* Task statement:
Exactly reproduce the lines from the one containing "Extract the structured" through the last line of the data, both ends included, leaving out pictures.

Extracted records
"""

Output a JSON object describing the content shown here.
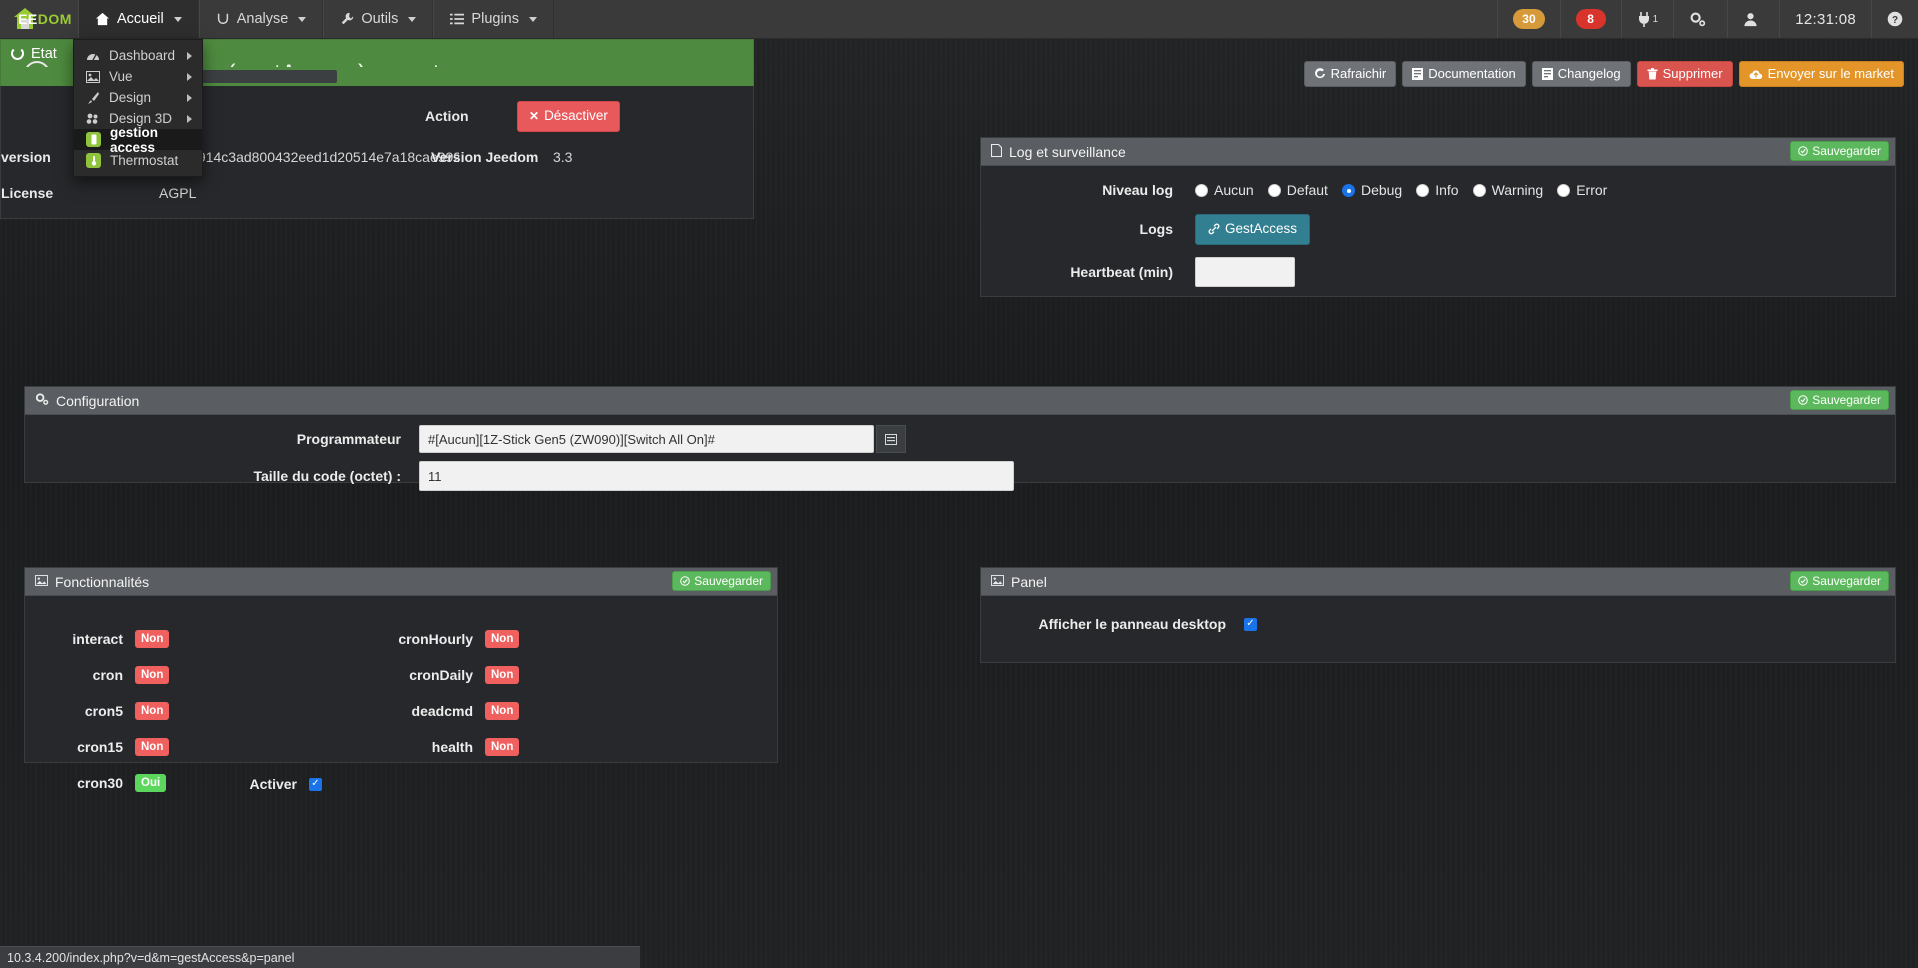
{
  "topnav": {
    "brand": {
      "text_ee": "EE",
      "text_dom": "DOM",
      "icon": "house-icon"
    },
    "items": [
      {
        "label": "Accueil",
        "icon": "home-icon",
        "active": true,
        "caret": true
      },
      {
        "label": "Analyse",
        "icon": "analysis-icon",
        "active": false,
        "caret": true
      },
      {
        "label": "Outils",
        "icon": "wrench-icon",
        "active": false,
        "caret": true
      },
      {
        "label": "Plugins",
        "icon": "list-icon",
        "active": false,
        "caret": true
      }
    ],
    "right": {
      "badge_orange": "30",
      "badge_red": "8",
      "plug_count": "1",
      "plug_icon": "plug-icon",
      "gear_icon": "gear-icon",
      "user_icon": "user-icon",
      "clock": "12:31:08",
      "help_icon": "help-circle-icon"
    }
  },
  "accueil_menu": {
    "items": [
      {
        "label": "Dashboard",
        "icon": "dashboard-icon",
        "submenu": true,
        "selected": false
      },
      {
        "label": "Vue",
        "icon": "image-icon",
        "submenu": true,
        "selected": false
      },
      {
        "label": "Design",
        "icon": "brush-icon",
        "submenu": true,
        "selected": false
      },
      {
        "label": "Design 3D",
        "icon": "cubes-icon",
        "submenu": true,
        "selected": false
      },
      {
        "label": "gestion access",
        "icon": "plugin-icon",
        "submenu": false,
        "selected": true
      },
      {
        "label": "Thermostat",
        "icon": "thermometer-icon",
        "submenu": false,
        "selected": false
      }
    ]
  },
  "page": {
    "back_icon": "back-arrow-icon",
    "title": "gestion access (gestAccess) - master",
    "head_buttons": [
      {
        "label": "Rafraichir",
        "icon": "refresh-icon",
        "style": "grey"
      },
      {
        "label": "Documentation",
        "icon": "book-icon",
        "style": "grey"
      },
      {
        "label": "Changelog",
        "icon": "book-icon",
        "style": "grey"
      },
      {
        "label": "Supprimer",
        "icon": "trash-icon",
        "style": "red"
      },
      {
        "label": "Envoyer sur le market",
        "icon": "cloud-upload-icon",
        "style": "orange"
      }
    ]
  },
  "etat": {
    "title": "Etat",
    "title_icon": "spinner-icon",
    "action_label": "Action",
    "action_button": "Désactiver",
    "action_button_icon": "x-icon",
    "version_label": "version",
    "version_value": "14446914c3ad800432eed1d20514e7a18cae9924",
    "jeedom_label": "Version Jeedom",
    "jeedom_value": "3.3",
    "license_label": "License",
    "license_value": "AGPL"
  },
  "log": {
    "title": "Log et surveillance",
    "title_icon": "file-icon",
    "save_label": "Sauvegarder",
    "save_icon": "check-circle-icon",
    "niveau_label": "Niveau log",
    "levels": [
      {
        "label": "Aucun",
        "selected": false
      },
      {
        "label": "Defaut",
        "selected": false
      },
      {
        "label": "Debug",
        "selected": true
      },
      {
        "label": "Info",
        "selected": false
      },
      {
        "label": "Warning",
        "selected": false
      },
      {
        "label": "Error",
        "selected": false
      }
    ],
    "logs_label": "Logs",
    "logs_button": "GestAccess",
    "logs_button_icon": "link-icon",
    "heartbeat_label": "Heartbeat (min)",
    "heartbeat_value": "",
    "heartbeat_placeholder": ""
  },
  "configuration": {
    "title": "Configuration",
    "title_icon": "gears-icon",
    "save_label": "Sauvegarder",
    "save_icon": "check-circle-icon",
    "programmateur_label": "Programmateur",
    "programmateur_value": "#[Aucun][1Z-Stick Gen5 (ZW090)][Switch All On]#",
    "programmateur_btn_icon": "list-picker-icon",
    "taille_label": "Taille du code (octet) :",
    "taille_value": "11"
  },
  "fonctionnalites": {
    "title": "Fonctionnalités",
    "title_icon": "image-icon",
    "save_label": "Sauvegarder",
    "save_icon": "check-circle-icon",
    "left": [
      {
        "label": "interact",
        "value": "Non",
        "state": "non"
      },
      {
        "label": "cron",
        "value": "Non",
        "state": "non"
      },
      {
        "label": "cron5",
        "value": "Non",
        "state": "non"
      },
      {
        "label": "cron15",
        "value": "Non",
        "state": "non"
      },
      {
        "label": "cron30",
        "value": "Oui",
        "state": "oui"
      }
    ],
    "right": [
      {
        "label": "cronHourly",
        "value": "Non",
        "state": "non"
      },
      {
        "label": "cronDaily",
        "value": "Non",
        "state": "non"
      },
      {
        "label": "deadcmd",
        "value": "Non",
        "state": "non"
      },
      {
        "label": "health",
        "value": "Non",
        "state": "non"
      }
    ],
    "activer_label": "Activer",
    "activer_checked": true
  },
  "panel": {
    "title": "Panel",
    "title_icon": "image-icon",
    "save_label": "Sauvegarder",
    "save_icon": "check-circle-icon",
    "desktop_label": "Afficher le panneau desktop",
    "desktop_checked": true
  },
  "statusbar": {
    "url": "10.3.4.200/index.php?v=d&m=gestAccess&p=panel"
  },
  "colors": {
    "nav_bg": "#3a3a3a",
    "panel_head": "#5a5d61",
    "panel_bg": "#26282b",
    "green": "#5cb85c",
    "etat_green": "#4e8a3f",
    "red_badge": "#f0605e",
    "green_badge": "#5cd65c",
    "accent_blue": "#1a73e8",
    "orange": "#e3952a",
    "teal": "#337f92"
  }
}
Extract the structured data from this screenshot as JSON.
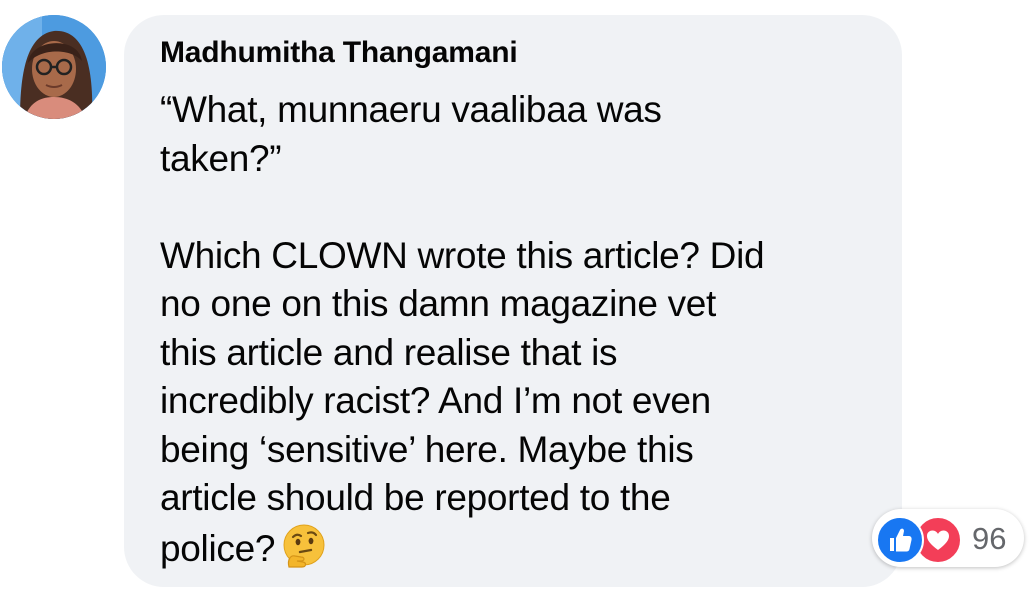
{
  "comment": {
    "author": "Madhumitha Thangamani",
    "lines": [
      "“What, munnaeru vaalibaa was",
      "taken?”",
      "",
      "Which CLOWN wrote this article? Did",
      "no one on this damn magazine vet",
      "this article and realise that is",
      "incredibly racist? And I’m not even",
      "being ‘sensitive’ here. Maybe this",
      "article should be reported to the",
      "police?"
    ],
    "emoji": "thinking-face"
  },
  "reactions": {
    "types": [
      "like",
      "love"
    ],
    "count": "96"
  },
  "colors": {
    "bubble": "#f0f2f5",
    "text": "#050505",
    "like": "#1877f2",
    "love": "#f33e58",
    "count": "#65676b"
  }
}
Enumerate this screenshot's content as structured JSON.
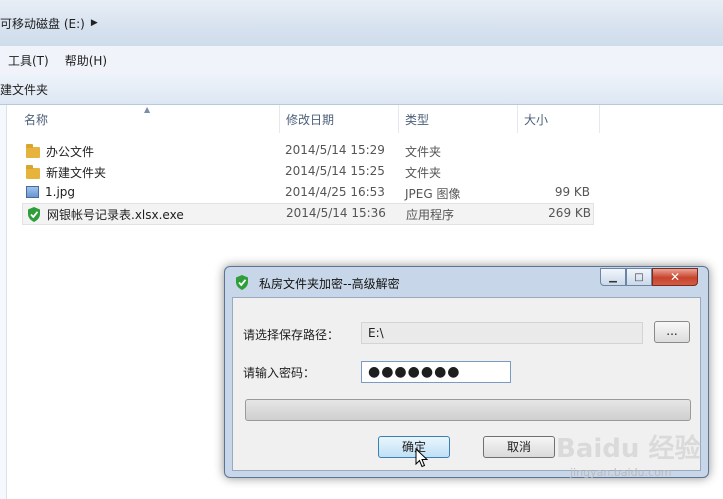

"""

* The answer:
Extract the structured data from this screenshot as JSON.
{
  "comment": {
    "author": "Madhumitha Thangamani",
    "lines": [
      "“What, munnaeru vaalibaa was",
      "taken?”",
      "",
      "Which CLOWN wrote this article? Did",
      "no one on this damn magazine vet",
      "this article and realise that is",
      "incredibly racist? And I’m not even",
      "being ‘sensitive’ here. Maybe this",
      "article should be reported to the",
      "police?"
    ],
    "emoji": "thinking-face"
  },
  "reactions": {
    "types": [
      "like",
      "love"
    ],
    "count": "96"
  },
  "colors": {
    "bubble": "#f0f2f5",
    "text": "#050505",
    "like": "#1877f2",
    "love": "#f33e58",
    "count": "#65676b"
  }
}
Enumerate this screenshot's content as structured JSON.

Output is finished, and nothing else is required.